■ TASK DETAILS: Below is a listing; copy all of it exactly.

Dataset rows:
_____
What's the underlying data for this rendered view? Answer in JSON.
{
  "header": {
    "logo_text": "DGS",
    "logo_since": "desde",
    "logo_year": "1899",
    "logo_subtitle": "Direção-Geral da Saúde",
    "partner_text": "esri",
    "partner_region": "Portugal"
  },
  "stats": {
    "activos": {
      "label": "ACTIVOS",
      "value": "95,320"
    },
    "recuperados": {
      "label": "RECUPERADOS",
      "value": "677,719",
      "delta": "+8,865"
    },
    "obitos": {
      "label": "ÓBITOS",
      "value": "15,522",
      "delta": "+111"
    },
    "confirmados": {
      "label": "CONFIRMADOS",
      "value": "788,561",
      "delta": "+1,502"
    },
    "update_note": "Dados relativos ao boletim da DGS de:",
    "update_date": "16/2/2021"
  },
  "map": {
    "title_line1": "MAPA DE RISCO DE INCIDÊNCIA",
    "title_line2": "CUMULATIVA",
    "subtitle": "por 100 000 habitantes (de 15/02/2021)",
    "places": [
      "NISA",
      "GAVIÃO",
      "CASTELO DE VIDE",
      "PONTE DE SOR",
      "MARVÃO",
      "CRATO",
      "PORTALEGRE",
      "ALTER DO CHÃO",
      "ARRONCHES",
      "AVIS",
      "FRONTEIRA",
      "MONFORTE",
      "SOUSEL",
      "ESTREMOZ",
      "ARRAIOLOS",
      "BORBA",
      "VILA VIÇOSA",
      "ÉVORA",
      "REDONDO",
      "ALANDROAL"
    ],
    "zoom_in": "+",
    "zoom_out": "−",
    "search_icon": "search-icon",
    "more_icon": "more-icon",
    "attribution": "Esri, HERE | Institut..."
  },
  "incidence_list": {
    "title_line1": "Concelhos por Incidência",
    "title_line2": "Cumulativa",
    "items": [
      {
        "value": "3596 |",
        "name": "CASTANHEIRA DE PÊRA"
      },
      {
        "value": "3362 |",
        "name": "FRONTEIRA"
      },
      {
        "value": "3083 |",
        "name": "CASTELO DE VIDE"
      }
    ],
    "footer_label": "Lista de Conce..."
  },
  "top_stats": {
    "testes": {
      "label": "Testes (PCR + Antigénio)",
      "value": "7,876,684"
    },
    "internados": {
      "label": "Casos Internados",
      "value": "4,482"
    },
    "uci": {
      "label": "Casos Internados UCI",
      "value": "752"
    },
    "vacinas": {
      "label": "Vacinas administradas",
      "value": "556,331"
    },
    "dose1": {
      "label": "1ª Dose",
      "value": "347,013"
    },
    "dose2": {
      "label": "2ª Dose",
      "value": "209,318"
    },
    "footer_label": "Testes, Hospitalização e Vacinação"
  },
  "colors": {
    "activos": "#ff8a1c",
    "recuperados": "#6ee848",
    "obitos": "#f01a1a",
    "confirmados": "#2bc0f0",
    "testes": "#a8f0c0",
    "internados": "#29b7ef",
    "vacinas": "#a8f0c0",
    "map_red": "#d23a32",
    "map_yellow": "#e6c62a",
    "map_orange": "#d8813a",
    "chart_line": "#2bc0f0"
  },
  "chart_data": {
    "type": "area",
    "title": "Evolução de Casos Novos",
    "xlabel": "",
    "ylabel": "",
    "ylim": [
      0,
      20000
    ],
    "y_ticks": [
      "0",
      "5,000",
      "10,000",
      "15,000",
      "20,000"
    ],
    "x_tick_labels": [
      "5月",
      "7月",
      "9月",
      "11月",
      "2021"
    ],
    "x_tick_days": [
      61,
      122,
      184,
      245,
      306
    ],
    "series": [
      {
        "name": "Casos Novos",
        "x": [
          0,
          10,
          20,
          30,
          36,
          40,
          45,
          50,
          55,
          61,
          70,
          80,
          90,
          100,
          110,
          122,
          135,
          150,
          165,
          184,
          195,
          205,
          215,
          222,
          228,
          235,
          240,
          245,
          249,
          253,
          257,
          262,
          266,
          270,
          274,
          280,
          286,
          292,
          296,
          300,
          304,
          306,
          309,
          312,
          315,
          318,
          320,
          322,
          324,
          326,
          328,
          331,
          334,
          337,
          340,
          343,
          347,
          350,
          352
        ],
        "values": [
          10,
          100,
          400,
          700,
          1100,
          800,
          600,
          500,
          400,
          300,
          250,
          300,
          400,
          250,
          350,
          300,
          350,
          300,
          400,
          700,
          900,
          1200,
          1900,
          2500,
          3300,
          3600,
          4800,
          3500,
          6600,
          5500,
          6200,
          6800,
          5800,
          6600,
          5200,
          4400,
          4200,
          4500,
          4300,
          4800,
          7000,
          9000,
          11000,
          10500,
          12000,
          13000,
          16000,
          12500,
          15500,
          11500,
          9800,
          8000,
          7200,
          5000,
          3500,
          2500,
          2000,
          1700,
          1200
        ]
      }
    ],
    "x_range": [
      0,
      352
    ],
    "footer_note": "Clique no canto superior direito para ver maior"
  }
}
_____
■ RESPONSE:
What's the underlying data for this rendered view? Answer in JSON.
{
  "header": {
    "logo_text": "DGS",
    "logo_since": "desde",
    "logo_year": "1899",
    "logo_subtitle": "Direção-Geral da Saúde",
    "partner_text": "esri",
    "partner_region": "Portugal"
  },
  "stats": {
    "activos": {
      "label": "ACTIVOS",
      "value": "95,320"
    },
    "recuperados": {
      "label": "RECUPERADOS",
      "value": "677,719",
      "delta": "+8,865"
    },
    "obitos": {
      "label": "ÓBITOS",
      "value": "15,522",
      "delta": "+111"
    },
    "confirmados": {
      "label": "CONFIRMADOS",
      "value": "788,561",
      "delta": "+1,502"
    },
    "update_note": "Dados relativos ao boletim da DGS de:",
    "update_date": "16/2/2021"
  },
  "map": {
    "title_line1": "MAPA DE RISCO DE INCIDÊNCIA",
    "title_line2": "CUMULATIVA",
    "subtitle": "por 100 000 habitantes (de 15/02/2021)",
    "places": [
      "NISA",
      "GAVIÃO",
      "CASTELO DE VIDE",
      "PONTE DE SOR",
      "MARVÃO",
      "CRATO",
      "PORTALEGRE",
      "ALTER DO CHÃO",
      "ARRONCHES",
      "AVIS",
      "FRONTEIRA",
      "MONFORTE",
      "SOUSEL",
      "ESTREMOZ",
      "ARRAIOLOS",
      "BORBA",
      "VILA VIÇOSA",
      "ÉVORA",
      "REDONDO",
      "ALANDROAL"
    ],
    "zoom_in": "+",
    "zoom_out": "−",
    "search_icon": "search-icon",
    "more_icon": "more-icon",
    "attribution": "Esri, HERE | Institut..."
  },
  "incidence_list": {
    "title_line1": "Concelhos por Incidência",
    "title_line2": "Cumulativa",
    "items": [
      {
        "value": "3596 |",
        "name": "CASTANHEIRA DE PÊRA"
      },
      {
        "value": "3362 |",
        "name": "FRONTEIRA"
      },
      {
        "value": "3083 |",
        "name": "CASTELO DE VIDE"
      }
    ],
    "footer_label": "Lista de Conce..."
  },
  "top_stats": {
    "testes": {
      "label": "Testes (PCR + Antigénio)",
      "value": "7,876,684"
    },
    "internados": {
      "label": "Casos Internados",
      "value": "4,482"
    },
    "uci": {
      "label": "Casos Internados UCI",
      "value": "752"
    },
    "vacinas": {
      "label": "Vacinas administradas",
      "value": "556,331"
    },
    "dose1": {
      "label": "1ª Dose",
      "value": "347,013"
    },
    "dose2": {
      "label": "2ª Dose",
      "value": "209,318"
    },
    "footer_label": "Testes, Hospitalização e Vacinação"
  },
  "colors": {
    "activos": "#ff8a1c",
    "recuperados": "#6ee848",
    "obitos": "#f01a1a",
    "confirmados": "#2bc0f0",
    "testes": "#a8f0c0",
    "internados": "#29b7ef",
    "vacinas": "#a8f0c0",
    "map_red": "#d23a32",
    "map_yellow": "#e6c62a",
    "map_orange": "#d8813a",
    "chart_line": "#2bc0f0"
  },
  "chart_data": {
    "type": "area",
    "title": "Evolução de Casos Novos",
    "xlabel": "",
    "ylabel": "",
    "ylim": [
      0,
      20000
    ],
    "y_ticks": [
      "0",
      "5,000",
      "10,000",
      "15,000",
      "20,000"
    ],
    "x_tick_labels": [
      "5月",
      "7月",
      "9月",
      "11月",
      "2021"
    ],
    "x_tick_days": [
      61,
      122,
      184,
      245,
      306
    ],
    "series": [
      {
        "name": "Casos Novos",
        "x": [
          0,
          10,
          20,
          30,
          36,
          40,
          45,
          50,
          55,
          61,
          70,
          80,
          90,
          100,
          110,
          122,
          135,
          150,
          165,
          184,
          195,
          205,
          215,
          222,
          228,
          235,
          240,
          245,
          249,
          253,
          257,
          262,
          266,
          270,
          274,
          280,
          286,
          292,
          296,
          300,
          304,
          306,
          309,
          312,
          315,
          318,
          320,
          322,
          324,
          326,
          328,
          331,
          334,
          337,
          340,
          343,
          347,
          350,
          352
        ],
        "values": [
          10,
          100,
          400,
          700,
          1100,
          800,
          600,
          500,
          400,
          300,
          250,
          300,
          400,
          250,
          350,
          300,
          350,
          300,
          400,
          700,
          900,
          1200,
          1900,
          2500,
          3300,
          3600,
          4800,
          3500,
          6600,
          5500,
          6200,
          6800,
          5800,
          6600,
          5200,
          4400,
          4200,
          4500,
          4300,
          4800,
          7000,
          9000,
          11000,
          10500,
          12000,
          13000,
          16000,
          12500,
          15500,
          11500,
          9800,
          8000,
          7200,
          5000,
          3500,
          2500,
          2000,
          1700,
          1200
        ]
      }
    ],
    "x_range": [
      0,
      352
    ],
    "footer_note": "Clique no canto superior direito para ver maior"
  }
}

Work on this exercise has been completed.